● **Task prompt**
Reproduce this listing in full.

● **Information given**
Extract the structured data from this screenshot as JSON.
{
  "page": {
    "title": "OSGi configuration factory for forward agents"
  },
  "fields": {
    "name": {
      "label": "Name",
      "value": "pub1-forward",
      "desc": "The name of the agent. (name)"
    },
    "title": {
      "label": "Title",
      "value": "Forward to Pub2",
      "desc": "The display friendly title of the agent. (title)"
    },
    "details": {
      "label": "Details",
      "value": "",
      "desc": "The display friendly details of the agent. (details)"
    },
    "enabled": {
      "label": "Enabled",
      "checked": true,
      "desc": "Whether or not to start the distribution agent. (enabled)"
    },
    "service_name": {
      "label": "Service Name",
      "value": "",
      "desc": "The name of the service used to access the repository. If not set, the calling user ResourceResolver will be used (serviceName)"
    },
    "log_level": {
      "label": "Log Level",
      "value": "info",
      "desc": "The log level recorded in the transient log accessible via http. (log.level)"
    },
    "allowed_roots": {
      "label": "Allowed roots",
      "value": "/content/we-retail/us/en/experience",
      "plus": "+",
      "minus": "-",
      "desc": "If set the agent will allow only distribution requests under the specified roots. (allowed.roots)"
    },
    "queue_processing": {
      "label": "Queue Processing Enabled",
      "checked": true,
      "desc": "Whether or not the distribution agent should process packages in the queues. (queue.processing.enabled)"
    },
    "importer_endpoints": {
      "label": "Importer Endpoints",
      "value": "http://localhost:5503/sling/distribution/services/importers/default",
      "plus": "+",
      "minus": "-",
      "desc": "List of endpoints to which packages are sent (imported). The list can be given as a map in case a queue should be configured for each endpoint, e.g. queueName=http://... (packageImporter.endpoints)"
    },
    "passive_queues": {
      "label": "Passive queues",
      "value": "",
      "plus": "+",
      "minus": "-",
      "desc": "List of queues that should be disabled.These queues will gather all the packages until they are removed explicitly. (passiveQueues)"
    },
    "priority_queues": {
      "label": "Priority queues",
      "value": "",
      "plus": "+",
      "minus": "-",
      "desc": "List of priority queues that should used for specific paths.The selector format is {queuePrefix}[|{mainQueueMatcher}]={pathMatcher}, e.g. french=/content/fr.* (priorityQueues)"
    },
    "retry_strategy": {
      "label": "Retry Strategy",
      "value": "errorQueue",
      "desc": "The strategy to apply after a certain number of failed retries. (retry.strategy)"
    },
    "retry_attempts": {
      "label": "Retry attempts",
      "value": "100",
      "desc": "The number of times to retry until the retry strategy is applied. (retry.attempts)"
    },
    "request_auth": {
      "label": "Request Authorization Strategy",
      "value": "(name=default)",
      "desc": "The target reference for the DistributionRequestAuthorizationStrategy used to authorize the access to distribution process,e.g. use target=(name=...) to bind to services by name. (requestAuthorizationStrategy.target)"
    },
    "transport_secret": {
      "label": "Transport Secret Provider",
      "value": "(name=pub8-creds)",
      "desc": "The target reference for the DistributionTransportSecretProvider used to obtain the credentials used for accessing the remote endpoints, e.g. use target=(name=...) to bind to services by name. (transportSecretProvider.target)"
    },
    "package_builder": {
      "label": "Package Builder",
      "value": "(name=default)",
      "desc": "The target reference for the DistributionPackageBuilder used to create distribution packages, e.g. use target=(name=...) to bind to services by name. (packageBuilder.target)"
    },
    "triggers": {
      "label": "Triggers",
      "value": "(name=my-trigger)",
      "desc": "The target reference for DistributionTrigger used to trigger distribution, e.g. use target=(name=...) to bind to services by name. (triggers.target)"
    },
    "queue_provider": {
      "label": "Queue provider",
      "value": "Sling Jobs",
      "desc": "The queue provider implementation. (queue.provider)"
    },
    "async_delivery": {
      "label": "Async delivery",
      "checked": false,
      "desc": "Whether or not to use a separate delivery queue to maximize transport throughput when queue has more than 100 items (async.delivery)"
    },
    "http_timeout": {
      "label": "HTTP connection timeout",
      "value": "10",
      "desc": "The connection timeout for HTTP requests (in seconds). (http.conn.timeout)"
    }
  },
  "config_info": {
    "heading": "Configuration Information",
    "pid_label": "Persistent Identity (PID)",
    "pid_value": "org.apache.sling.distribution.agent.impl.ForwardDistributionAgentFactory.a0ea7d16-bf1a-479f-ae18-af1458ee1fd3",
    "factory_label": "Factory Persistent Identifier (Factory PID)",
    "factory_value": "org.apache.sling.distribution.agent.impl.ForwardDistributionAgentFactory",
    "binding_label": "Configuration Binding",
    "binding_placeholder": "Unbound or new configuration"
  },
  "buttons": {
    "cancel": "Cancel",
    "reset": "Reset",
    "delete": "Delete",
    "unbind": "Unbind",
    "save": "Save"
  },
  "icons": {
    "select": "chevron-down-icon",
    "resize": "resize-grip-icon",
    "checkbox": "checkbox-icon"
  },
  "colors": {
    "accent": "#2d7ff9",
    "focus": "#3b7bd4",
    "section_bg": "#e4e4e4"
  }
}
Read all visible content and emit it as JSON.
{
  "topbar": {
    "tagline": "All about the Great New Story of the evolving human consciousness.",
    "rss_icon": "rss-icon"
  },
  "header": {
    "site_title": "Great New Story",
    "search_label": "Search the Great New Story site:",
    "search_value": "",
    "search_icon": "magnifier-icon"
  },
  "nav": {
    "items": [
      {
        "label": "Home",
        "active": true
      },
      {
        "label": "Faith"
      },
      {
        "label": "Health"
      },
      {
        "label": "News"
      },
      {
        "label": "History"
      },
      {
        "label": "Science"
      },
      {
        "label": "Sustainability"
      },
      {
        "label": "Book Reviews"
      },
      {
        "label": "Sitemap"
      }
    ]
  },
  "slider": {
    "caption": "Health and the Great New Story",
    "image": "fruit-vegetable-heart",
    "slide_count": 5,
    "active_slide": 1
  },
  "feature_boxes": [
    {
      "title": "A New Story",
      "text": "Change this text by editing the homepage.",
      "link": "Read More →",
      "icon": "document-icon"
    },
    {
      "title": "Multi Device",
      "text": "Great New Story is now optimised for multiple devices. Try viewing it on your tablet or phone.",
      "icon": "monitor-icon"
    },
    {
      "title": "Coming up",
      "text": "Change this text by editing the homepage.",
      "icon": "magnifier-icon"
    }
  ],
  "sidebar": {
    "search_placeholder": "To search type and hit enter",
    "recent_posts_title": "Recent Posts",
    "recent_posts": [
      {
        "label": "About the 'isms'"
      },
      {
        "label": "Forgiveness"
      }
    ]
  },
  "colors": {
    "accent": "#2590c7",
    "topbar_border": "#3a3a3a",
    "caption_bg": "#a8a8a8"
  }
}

● **Written response**
Extract the structured data from this screenshot as JSON.
{
  "page": {
    "title": "OSGi configuration factory for forward agents"
  },
  "fields": {
    "name": {
      "label": "Name",
      "value": "pub1-forward",
      "desc": "The name of the agent. (name)"
    },
    "title": {
      "label": "Title",
      "value": "Forward to Pub2",
      "desc": "The display friendly title of the agent. (title)"
    },
    "details": {
      "label": "Details",
      "value": "",
      "desc": "The display friendly details of the agent. (details)"
    },
    "enabled": {
      "label": "Enabled",
      "checked": true,
      "desc": "Whether or not to start the distribution agent. (enabled)"
    },
    "service_name": {
      "label": "Service Name",
      "value": "",
      "desc": "The name of the service used to access the repository. If not set, the calling user ResourceResolver will be used (serviceName)"
    },
    "log_level": {
      "label": "Log Level",
      "value": "info",
      "desc": "The log level recorded in the transient log accessible via http. (log.level)"
    },
    "allowed_roots": {
      "label": "Allowed roots",
      "value": "/content/we-retail/us/en/experience",
      "plus": "+",
      "minus": "-",
      "desc": "If set the agent will allow only distribution requests under the specified roots. (allowed.roots)"
    },
    "queue_processing": {
      "label": "Queue Processing Enabled",
      "checked": true,
      "desc": "Whether or not the distribution agent should process packages in the queues. (queue.processing.enabled)"
    },
    "importer_endpoints": {
      "label": "Importer Endpoints",
      "value": "http://localhost:5503/sling/distribution/services/importers/default",
      "plus": "+",
      "minus": "-",
      "desc": "List of endpoints to which packages are sent (imported). The list can be given as a map in case a queue should be configured for each endpoint, e.g. queueName=http://... (packageImporter.endpoints)"
    },
    "passive_queues": {
      "label": "Passive queues",
      "value": "",
      "plus": "+",
      "minus": "-",
      "desc": "List of queues that should be disabled.These queues will gather all the packages until they are removed explicitly. (passiveQueues)"
    },
    "priority_queues": {
      "label": "Priority queues",
      "value": "",
      "plus": "+",
      "minus": "-",
      "desc": "List of priority queues that should used for specific paths.The selector format is {queuePrefix}[|{mainQueueMatcher}]={pathMatcher}, e.g. french=/content/fr.* (priorityQueues)"
    },
    "retry_strategy": {
      "label": "Retry Strategy",
      "value": "errorQueue",
      "desc": "The strategy to apply after a certain number of failed retries. (retry.strategy)"
    },
    "retry_attempts": {
      "label": "Retry attempts",
      "value": "100",
      "desc": "The number of times to retry until the retry strategy is applied. (retry.attempts)"
    },
    "request_auth": {
      "label": "Request Authorization Strategy",
      "value": "(name=default)",
      "desc": "The target reference for the DistributionRequestAuthorizationStrategy used to authorize the access to distribution process,e.g. use target=(name=...) to bind to services by name. (requestAuthorizationStrategy.target)"
    },
    "transport_secret": {
      "label": "Transport Secret Provider",
      "value": "(name=pub8-creds)",
      "desc": "The target reference for the DistributionTransportSecretProvider used to obtain the credentials used for accessing the remote endpoints, e.g. use target=(name=...) to bind to services by name. (transportSecretProvider.target)"
    },
    "package_builder": {
      "label": "Package Builder",
      "value": "(name=default)",
      "desc": "The target reference for the DistributionPackageBuilder used to create distribution packages, e.g. use target=(name=...) to bind to services by name. (packageBuilder.target)"
    },
    "triggers": {
      "label": "Triggers",
      "value": "(name=my-trigger)",
      "desc": "The target reference for DistributionTrigger used to trigger distribution, e.g. use target=(name=...) to bind to services by name. (triggers.target)"
    },
    "queue_provider": {
      "label": "Queue provider",
      "value": "Sling Jobs",
      "desc": "The queue provider implementation. (queue.provider)"
    },
    "async_delivery": {
      "label": "Async delivery",
      "checked": false,
      "desc": "Whether or not to use a separate delivery queue to maximize transport throughput when queue has more than 100 items (async.delivery)"
    },
    "http_timeout": {
      "label": "HTTP connection timeout",
      "value": "10",
      "desc": "The connection timeout for HTTP requests (in seconds). (http.conn.timeout)"
    }
  },
  "config_info": {
    "heading": "Configuration Information",
    "pid_label": "Persistent Identity (PID)",
    "pid_value": "org.apache.sling.distribution.agent.impl.ForwardDistributionAgentFactory.a0ea7d16-bf1a-479f-ae18-af1458ee1fd3",
    "factory_label": "Factory Persistent Identifier (Factory PID)",
    "factory_value": "org.apache.sling.distribution.agent.impl.ForwardDistributionAgentFactory",
    "binding_label": "Configuration Binding",
    "binding_placeholder": "Unbound or new configuration"
  },
  "buttons": {
    "cancel": "Cancel",
    "reset": "Reset",
    "delete": "Delete",
    "unbind": "Unbind",
    "save": "Save"
  },
  "icons": {
    "select": "chevron-down-icon",
    "resize": "resize-grip-icon",
    "checkbox": "checkbox-icon"
  },
  "colors": {
    "accent": "#2d7ff9",
    "focus": "#3b7bd4",
    "section_bg": "#e4e4e4"
  }
}
Read all visible content and emit it as JSON.
{
  "topbar": {
    "tagline": "All about the Great New Story of the evolving human consciousness.",
    "rss_icon": "rss-icon"
  },
  "header": {
    "site_title": "Great New Story",
    "search_label": "Search the Great New Story site:",
    "search_value": "",
    "search_icon": "magnifier-icon"
  },
  "nav": {
    "items": [
      {
        "label": "Home",
        "active": true
      },
      {
        "label": "Faith"
      },
      {
        "label": "Health"
      },
      {
        "label": "News"
      },
      {
        "label": "History"
      },
      {
        "label": "Science"
      },
      {
        "label": "Sustainability"
      },
      {
        "label": "Book Reviews"
      },
      {
        "label": "Sitemap"
      }
    ]
  },
  "slider": {
    "caption": "Health and the Great New Story",
    "image": "fruit-vegetable-heart",
    "slide_count": 5,
    "active_slide": 1
  },
  "feature_boxes": [
    {
      "title": "A New Story",
      "text": "Change this text by editing the homepage.",
      "link": "Read More →",
      "icon": "document-icon"
    },
    {
      "title": "Multi Device",
      "text": "Great New Story is now optimised for multiple devices. Try viewing it on your tablet or phone.",
      "icon": "monitor-icon"
    },
    {
      "title": "Coming up",
      "text": "Change this text by editing the homepage.",
      "icon": "magnifier-icon"
    }
  ],
  "sidebar": {
    "search_placeholder": "To search type and hit enter",
    "recent_posts_title": "Recent Posts",
    "recent_posts": [
      {
        "label": "About the 'isms'"
      },
      {
        "label": "Forgiveness"
      }
    ]
  },
  "colors": {
    "accent": "#2590c7",
    "topbar_border": "#3a3a3a",
    "caption_bg": "#a8a8a8"
  }
}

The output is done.